Stored records
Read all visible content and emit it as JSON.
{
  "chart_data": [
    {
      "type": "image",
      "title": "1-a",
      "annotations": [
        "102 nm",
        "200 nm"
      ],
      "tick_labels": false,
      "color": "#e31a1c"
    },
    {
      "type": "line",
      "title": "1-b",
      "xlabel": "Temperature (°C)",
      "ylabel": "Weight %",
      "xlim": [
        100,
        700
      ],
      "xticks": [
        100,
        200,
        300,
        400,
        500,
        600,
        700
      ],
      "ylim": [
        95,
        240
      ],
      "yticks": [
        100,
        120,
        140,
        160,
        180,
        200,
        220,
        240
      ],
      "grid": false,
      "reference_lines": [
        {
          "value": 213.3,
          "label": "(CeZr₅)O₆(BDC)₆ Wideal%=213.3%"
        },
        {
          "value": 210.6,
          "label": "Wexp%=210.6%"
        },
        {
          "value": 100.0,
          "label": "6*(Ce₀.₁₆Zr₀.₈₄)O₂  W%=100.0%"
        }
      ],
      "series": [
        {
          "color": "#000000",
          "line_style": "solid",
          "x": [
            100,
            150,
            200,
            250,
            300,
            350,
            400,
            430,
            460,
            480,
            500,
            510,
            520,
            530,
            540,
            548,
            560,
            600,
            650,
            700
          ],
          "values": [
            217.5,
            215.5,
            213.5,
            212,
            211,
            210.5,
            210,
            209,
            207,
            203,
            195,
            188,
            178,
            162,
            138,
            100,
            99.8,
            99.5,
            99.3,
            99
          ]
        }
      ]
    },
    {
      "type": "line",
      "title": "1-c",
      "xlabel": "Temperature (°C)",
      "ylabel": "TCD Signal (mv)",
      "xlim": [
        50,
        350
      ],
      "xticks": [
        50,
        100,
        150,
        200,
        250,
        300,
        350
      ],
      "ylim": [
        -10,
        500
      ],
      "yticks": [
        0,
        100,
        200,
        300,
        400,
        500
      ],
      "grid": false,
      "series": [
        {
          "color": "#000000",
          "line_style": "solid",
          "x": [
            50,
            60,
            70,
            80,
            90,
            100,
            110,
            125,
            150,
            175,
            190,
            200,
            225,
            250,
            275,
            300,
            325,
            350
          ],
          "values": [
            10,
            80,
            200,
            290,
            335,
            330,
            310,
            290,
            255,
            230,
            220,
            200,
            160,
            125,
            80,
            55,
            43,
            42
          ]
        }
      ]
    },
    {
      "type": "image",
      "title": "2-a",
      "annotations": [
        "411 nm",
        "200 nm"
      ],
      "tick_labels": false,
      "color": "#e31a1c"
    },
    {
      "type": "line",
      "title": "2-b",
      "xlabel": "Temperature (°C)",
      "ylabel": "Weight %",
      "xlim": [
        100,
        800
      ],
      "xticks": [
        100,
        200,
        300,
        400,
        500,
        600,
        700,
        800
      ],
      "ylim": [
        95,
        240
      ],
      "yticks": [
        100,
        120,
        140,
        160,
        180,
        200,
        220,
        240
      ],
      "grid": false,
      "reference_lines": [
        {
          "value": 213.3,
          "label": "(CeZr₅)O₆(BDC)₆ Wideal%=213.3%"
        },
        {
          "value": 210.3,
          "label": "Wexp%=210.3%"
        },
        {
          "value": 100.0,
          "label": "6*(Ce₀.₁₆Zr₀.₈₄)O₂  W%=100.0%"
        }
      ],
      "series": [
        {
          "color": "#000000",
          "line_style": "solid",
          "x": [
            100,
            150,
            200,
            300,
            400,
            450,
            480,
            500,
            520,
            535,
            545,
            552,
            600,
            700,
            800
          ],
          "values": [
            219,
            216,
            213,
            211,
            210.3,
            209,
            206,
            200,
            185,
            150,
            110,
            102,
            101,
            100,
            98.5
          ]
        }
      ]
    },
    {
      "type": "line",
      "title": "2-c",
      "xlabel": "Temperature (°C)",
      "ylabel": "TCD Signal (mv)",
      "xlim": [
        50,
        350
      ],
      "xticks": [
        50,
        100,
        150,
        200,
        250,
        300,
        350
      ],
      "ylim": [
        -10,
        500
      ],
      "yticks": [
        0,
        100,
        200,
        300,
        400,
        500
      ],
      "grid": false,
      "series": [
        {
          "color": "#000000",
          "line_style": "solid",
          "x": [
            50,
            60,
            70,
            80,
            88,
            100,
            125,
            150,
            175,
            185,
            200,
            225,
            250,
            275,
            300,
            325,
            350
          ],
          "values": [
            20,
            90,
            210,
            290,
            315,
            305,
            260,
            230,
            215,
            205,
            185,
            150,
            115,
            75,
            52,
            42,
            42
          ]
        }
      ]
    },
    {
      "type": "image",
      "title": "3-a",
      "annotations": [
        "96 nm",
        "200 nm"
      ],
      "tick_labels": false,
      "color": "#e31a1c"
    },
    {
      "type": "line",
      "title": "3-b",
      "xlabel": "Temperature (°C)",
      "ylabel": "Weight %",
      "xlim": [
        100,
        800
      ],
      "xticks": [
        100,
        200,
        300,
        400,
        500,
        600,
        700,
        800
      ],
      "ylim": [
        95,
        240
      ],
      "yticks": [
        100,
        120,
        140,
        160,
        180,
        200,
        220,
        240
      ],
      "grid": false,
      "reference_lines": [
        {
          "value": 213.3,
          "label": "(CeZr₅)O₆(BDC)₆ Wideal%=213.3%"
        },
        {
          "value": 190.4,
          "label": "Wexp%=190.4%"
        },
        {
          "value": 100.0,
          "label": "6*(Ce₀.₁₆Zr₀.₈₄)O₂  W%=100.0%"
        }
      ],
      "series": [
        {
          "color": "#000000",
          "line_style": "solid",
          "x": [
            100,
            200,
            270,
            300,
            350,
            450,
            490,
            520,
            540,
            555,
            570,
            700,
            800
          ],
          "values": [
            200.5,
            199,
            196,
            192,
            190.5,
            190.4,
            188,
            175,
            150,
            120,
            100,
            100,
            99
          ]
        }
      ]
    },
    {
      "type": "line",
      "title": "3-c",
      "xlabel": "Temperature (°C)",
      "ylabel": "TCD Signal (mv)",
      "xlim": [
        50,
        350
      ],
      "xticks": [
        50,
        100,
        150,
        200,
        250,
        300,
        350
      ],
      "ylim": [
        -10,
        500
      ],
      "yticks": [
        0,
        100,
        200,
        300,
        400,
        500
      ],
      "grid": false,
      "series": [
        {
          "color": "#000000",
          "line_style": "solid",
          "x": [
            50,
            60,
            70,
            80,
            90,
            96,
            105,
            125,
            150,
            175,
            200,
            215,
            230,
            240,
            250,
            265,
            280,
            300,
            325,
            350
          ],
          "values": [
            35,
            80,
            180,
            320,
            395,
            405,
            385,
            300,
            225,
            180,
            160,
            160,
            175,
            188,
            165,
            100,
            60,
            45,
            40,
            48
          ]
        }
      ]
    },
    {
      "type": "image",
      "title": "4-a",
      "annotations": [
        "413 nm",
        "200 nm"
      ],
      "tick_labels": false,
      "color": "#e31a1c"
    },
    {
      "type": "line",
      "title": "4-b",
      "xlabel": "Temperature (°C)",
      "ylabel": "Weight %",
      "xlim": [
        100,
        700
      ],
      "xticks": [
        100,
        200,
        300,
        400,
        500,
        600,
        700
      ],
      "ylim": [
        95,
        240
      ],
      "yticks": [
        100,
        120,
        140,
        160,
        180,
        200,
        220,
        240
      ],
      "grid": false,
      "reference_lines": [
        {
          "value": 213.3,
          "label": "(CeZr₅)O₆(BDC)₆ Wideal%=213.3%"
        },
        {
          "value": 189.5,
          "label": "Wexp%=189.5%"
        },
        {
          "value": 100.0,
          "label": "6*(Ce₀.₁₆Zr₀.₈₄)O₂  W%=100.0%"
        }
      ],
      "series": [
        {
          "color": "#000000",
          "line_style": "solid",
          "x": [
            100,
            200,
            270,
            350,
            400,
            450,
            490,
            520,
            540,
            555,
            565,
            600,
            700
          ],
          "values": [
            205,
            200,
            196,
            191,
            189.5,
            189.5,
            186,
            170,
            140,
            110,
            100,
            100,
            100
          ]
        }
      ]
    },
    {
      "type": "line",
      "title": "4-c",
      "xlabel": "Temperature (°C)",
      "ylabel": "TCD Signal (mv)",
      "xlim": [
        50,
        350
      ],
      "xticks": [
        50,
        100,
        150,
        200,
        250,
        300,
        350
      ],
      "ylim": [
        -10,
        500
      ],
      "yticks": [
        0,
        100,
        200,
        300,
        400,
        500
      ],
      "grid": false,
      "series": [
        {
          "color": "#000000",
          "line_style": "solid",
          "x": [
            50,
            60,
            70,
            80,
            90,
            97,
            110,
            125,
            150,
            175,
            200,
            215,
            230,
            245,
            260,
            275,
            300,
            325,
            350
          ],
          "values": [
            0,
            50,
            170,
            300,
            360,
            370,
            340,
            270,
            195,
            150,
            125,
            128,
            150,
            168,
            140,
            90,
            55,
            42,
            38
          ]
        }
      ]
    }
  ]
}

### The exercise
Copy all lines from the material that include "Wexp".

### Task result
          "label": "Wexp%=210.6%"
          "label": "Wexp%=210.3%"
          "label": "Wexp%=190.4%"
          "label": "Wexp%=189.5%"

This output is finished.